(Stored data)
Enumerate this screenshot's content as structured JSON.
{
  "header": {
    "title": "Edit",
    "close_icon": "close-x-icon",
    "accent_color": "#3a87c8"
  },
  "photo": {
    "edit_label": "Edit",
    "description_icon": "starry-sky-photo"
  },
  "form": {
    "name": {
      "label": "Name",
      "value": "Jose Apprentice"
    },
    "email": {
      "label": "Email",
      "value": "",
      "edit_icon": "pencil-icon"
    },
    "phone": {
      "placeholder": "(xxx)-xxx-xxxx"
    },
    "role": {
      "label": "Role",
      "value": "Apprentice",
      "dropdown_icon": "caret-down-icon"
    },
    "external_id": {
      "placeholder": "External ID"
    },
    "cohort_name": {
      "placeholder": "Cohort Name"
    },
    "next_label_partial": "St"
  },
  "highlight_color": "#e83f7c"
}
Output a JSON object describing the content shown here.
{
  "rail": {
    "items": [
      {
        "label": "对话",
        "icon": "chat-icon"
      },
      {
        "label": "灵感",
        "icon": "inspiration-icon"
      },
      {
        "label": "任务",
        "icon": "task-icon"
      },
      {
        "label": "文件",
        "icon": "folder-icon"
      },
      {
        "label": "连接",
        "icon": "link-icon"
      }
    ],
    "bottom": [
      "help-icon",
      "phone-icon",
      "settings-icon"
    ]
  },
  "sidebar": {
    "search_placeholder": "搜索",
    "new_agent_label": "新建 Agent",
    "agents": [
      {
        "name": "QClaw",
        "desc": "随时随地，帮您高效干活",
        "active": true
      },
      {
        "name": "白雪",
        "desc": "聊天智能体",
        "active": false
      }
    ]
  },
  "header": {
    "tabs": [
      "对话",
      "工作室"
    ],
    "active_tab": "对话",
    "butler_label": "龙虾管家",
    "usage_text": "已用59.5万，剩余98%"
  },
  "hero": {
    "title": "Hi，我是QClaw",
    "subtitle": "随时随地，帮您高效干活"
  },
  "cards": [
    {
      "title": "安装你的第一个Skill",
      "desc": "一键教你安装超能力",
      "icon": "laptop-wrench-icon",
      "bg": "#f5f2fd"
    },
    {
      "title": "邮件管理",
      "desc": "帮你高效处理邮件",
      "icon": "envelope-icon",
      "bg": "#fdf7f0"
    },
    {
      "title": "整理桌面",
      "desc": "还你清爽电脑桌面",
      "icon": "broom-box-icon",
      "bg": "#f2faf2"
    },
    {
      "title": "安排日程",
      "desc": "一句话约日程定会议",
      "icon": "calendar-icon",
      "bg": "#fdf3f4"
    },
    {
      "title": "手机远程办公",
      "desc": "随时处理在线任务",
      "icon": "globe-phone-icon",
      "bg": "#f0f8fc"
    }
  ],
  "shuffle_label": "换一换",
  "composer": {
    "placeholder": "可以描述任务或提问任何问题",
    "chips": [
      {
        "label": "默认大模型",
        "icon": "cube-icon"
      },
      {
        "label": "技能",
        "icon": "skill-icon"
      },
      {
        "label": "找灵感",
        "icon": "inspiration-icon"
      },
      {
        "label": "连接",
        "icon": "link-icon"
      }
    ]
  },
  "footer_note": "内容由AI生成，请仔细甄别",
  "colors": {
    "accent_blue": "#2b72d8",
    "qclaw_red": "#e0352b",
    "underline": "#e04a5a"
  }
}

TASK GOAL: Gather up every line from the listing above in which the word "随时随地" occurs.

RESPONSE TO THE EXERCISE:
        "desc": "随时随地，帮您高效干活",
    "subtitle": "随时随地，帮您高效干活"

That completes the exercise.